Task brief: Copy every line of the listing below character for character.
-- begin Supplied material --
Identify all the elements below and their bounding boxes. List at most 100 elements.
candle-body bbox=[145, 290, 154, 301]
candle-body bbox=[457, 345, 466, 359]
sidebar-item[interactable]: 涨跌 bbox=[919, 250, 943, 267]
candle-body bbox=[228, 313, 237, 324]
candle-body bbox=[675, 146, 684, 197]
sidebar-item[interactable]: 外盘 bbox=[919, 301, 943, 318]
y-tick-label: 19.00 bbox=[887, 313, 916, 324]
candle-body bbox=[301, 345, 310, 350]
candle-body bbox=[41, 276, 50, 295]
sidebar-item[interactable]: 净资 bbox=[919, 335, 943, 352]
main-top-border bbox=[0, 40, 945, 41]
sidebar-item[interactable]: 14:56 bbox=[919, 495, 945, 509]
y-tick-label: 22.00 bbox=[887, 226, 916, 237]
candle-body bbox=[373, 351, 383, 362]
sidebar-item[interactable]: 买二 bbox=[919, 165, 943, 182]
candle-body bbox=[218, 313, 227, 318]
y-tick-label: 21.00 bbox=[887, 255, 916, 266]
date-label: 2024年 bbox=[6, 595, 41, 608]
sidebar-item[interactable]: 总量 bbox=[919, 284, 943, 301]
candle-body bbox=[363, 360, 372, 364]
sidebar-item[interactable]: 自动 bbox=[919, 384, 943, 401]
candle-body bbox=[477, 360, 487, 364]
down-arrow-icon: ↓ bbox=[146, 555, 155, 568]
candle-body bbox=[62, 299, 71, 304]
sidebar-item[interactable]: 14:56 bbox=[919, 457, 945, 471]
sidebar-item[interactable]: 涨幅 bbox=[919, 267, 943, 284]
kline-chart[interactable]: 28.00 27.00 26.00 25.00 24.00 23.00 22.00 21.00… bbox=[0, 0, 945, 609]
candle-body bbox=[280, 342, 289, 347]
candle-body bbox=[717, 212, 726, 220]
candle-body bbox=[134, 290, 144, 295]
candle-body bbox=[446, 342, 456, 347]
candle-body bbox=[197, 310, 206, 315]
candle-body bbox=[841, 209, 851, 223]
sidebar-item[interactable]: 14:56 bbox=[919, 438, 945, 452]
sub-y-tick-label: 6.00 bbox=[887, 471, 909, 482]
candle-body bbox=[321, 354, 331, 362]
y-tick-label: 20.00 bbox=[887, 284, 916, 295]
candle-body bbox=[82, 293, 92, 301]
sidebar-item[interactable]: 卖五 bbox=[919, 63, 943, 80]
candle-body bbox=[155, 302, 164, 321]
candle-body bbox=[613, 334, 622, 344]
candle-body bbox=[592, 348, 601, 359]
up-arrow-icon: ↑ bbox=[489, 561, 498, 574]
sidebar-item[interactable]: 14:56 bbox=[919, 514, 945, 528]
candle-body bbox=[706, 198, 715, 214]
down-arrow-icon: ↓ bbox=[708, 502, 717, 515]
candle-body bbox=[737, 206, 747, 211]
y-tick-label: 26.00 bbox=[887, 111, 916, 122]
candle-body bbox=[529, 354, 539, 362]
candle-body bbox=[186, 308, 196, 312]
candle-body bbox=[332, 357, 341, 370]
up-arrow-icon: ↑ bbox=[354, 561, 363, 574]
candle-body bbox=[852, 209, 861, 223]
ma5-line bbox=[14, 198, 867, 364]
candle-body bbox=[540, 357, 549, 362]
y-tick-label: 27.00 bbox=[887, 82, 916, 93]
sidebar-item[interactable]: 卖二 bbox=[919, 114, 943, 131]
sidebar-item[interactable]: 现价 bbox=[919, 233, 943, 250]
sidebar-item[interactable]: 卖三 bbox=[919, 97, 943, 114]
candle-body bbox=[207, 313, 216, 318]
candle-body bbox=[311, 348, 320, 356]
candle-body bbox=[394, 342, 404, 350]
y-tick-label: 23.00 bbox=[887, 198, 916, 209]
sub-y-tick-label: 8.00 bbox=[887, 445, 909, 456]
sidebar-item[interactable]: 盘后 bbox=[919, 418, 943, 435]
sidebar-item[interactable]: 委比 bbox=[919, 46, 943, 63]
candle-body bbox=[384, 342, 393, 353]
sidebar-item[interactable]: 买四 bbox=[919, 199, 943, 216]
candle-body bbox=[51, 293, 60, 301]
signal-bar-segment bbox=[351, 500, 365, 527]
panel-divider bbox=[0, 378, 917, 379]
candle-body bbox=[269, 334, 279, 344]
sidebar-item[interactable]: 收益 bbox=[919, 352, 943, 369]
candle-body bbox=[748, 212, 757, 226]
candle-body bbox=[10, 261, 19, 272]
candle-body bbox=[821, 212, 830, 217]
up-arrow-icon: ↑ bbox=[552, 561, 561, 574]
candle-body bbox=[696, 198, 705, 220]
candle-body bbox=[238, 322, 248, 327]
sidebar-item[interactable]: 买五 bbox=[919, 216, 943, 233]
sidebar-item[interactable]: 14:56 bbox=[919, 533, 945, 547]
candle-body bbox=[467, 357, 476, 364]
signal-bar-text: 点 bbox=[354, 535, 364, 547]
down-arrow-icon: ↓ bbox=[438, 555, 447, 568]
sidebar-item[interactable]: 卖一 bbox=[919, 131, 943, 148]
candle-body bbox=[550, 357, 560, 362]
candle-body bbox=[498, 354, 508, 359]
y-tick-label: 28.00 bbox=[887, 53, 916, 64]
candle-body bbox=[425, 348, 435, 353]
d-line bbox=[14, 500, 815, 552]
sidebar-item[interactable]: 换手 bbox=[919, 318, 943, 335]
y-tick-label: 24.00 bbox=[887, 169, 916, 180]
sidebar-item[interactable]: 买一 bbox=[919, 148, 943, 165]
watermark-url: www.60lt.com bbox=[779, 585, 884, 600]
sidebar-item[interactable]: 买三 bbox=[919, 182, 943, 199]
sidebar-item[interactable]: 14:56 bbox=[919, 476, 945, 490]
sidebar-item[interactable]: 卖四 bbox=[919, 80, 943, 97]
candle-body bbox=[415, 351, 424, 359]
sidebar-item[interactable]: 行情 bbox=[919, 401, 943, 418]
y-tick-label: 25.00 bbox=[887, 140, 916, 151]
-- end Supplied material --
Output for this exercise:
Identify all the elements below and their bounding boxes. List at most 100 elements.
candle-body bbox=[145, 290, 154, 301]
candle-body bbox=[457, 345, 466, 359]
sidebar-item[interactable]: 涨跌 bbox=[919, 250, 943, 267]
candle-body bbox=[228, 313, 237, 324]
candle-body bbox=[675, 146, 684, 197]
sidebar-item[interactable]: 外盘 bbox=[919, 301, 943, 318]
y-tick-label: 19.00 bbox=[887, 313, 916, 324]
candle-body bbox=[301, 345, 310, 350]
candle-body bbox=[41, 276, 50, 295]
sidebar-item[interactable]: 净资 bbox=[919, 335, 943, 352]
main-top-border bbox=[0, 40, 945, 41]
sidebar-item[interactable]: 14:56 bbox=[919, 495, 945, 509]
y-tick-label: 22.00 bbox=[887, 226, 916, 237]
candle-body bbox=[373, 351, 383, 362]
sidebar-item[interactable]: 买二 bbox=[919, 165, 943, 182]
candle-body bbox=[218, 313, 227, 318]
y-tick-label: 21.00 bbox=[887, 255, 916, 266]
date-label: 2024年 bbox=[6, 595, 41, 608]
sidebar-item[interactable]: 总量 bbox=[919, 284, 943, 301]
candle-body bbox=[363, 360, 372, 364]
sidebar-item[interactable]: 自动 bbox=[919, 384, 943, 401]
candle-body bbox=[477, 360, 487, 364]
down-arrow-icon: ↓ bbox=[146, 555, 155, 568]
candle-body bbox=[62, 299, 71, 304]
sidebar-item[interactable]: 14:56 bbox=[919, 457, 945, 471]
sidebar-item[interactable]: 涨幅 bbox=[919, 267, 943, 284]
kline-chart[interactable]: 28.00 27.00 26.00 25.00 24.00 23.00 22.00 21.00… bbox=[0, 0, 945, 609]
candle-body bbox=[280, 342, 289, 347]
candle-body bbox=[717, 212, 726, 220]
candle-body bbox=[134, 290, 144, 295]
candle-body bbox=[446, 342, 456, 347]
candle-body bbox=[197, 310, 206, 315]
candle-body bbox=[841, 209, 851, 223]
sidebar-item[interactable]: 14:56 bbox=[919, 438, 945, 452]
sub-y-tick-label: 6.00 bbox=[887, 471, 909, 482]
candle-body bbox=[321, 354, 331, 362]
y-tick-label: 20.00 bbox=[887, 284, 916, 295]
candle-body bbox=[82, 293, 92, 301]
sidebar-item[interactable]: 卖五 bbox=[919, 63, 943, 80]
candle-body bbox=[155, 302, 164, 321]
candle-body bbox=[613, 334, 622, 344]
candle-body bbox=[592, 348, 601, 359]
up-arrow-icon: ↑ bbox=[489, 561, 498, 574]
sidebar-item[interactable]: 14:56 bbox=[919, 514, 945, 528]
candle-body bbox=[706, 198, 715, 214]
down-arrow-icon: ↓ bbox=[708, 502, 717, 515]
candle-body bbox=[737, 206, 747, 211]
y-tick-label: 26.00 bbox=[887, 111, 916, 122]
candle-body bbox=[529, 354, 539, 362]
candle-body bbox=[186, 308, 196, 312]
candle-body bbox=[332, 357, 341, 370]
up-arrow-icon: ↑ bbox=[354, 561, 363, 574]
candle-body bbox=[852, 209, 861, 223]
ma5-line bbox=[14, 198, 867, 364]
candle-body bbox=[540, 357, 549, 362]
y-tick-label: 27.00 bbox=[887, 82, 916, 93]
sidebar-item[interactable]: 卖二 bbox=[919, 114, 943, 131]
sidebar-item[interactable]: 现价 bbox=[919, 233, 943, 250]
sidebar-item[interactable]: 卖三 bbox=[919, 97, 943, 114]
candle-body bbox=[207, 313, 216, 318]
candle-body bbox=[311, 348, 320, 356]
candle-body bbox=[394, 342, 404, 350]
y-tick-label: 23.00 bbox=[887, 198, 916, 209]
sub-y-tick-label: 8.00 bbox=[887, 445, 909, 456]
sidebar-item[interactable]: 盘后 bbox=[919, 418, 943, 435]
sidebar-item[interactable]: 委比 bbox=[919, 46, 943, 63]
candle-body bbox=[384, 342, 393, 353]
sidebar-item[interactable]: 买四 bbox=[919, 199, 943, 216]
candle-body bbox=[51, 293, 60, 301]
signal-bar-segment bbox=[351, 500, 365, 527]
panel-divider bbox=[0, 378, 917, 379]
candle-body bbox=[269, 334, 279, 344]
sidebar-item[interactable]: 收益 bbox=[919, 352, 943, 369]
candle-body bbox=[748, 212, 757, 226]
candle-body bbox=[10, 261, 19, 272]
candle-body bbox=[821, 212, 830, 217]
up-arrow-icon: ↑ bbox=[552, 561, 561, 574]
candle-body bbox=[696, 198, 705, 220]
candle-body bbox=[238, 322, 248, 327]
sidebar-item[interactable]: 买五 bbox=[919, 216, 943, 233]
sidebar-item[interactable]: 14:56 bbox=[919, 533, 945, 547]
candle-body bbox=[467, 357, 476, 364]
signal-bar-text: 点 bbox=[354, 535, 364, 547]
down-arrow-icon: ↓ bbox=[438, 555, 447, 568]
sidebar-item[interactable]: 卖一 bbox=[919, 131, 943, 148]
candle-body bbox=[550, 357, 560, 362]
candle-body bbox=[498, 354, 508, 359]
y-tick-label: 28.00 bbox=[887, 53, 916, 64]
candle-body bbox=[425, 348, 435, 353]
d-line bbox=[14, 500, 815, 552]
sidebar-item[interactable]: 换手 bbox=[919, 318, 943, 335]
y-tick-label: 24.00 bbox=[887, 169, 916, 180]
sidebar-item[interactable]: 买一 bbox=[919, 148, 943, 165]
watermark-url: www.60lt.com bbox=[779, 585, 884, 600]
sidebar-item[interactable]: 买三 bbox=[919, 182, 943, 199]
sidebar-item[interactable]: 14:56 bbox=[919, 476, 945, 490]
sidebar-item[interactable]: 卖四 bbox=[919, 80, 943, 97]
candle-body bbox=[415, 351, 424, 359]
sidebar-item[interactable]: 行情 bbox=[919, 401, 943, 418]
y-tick-label: 25.00 bbox=[887, 140, 916, 151]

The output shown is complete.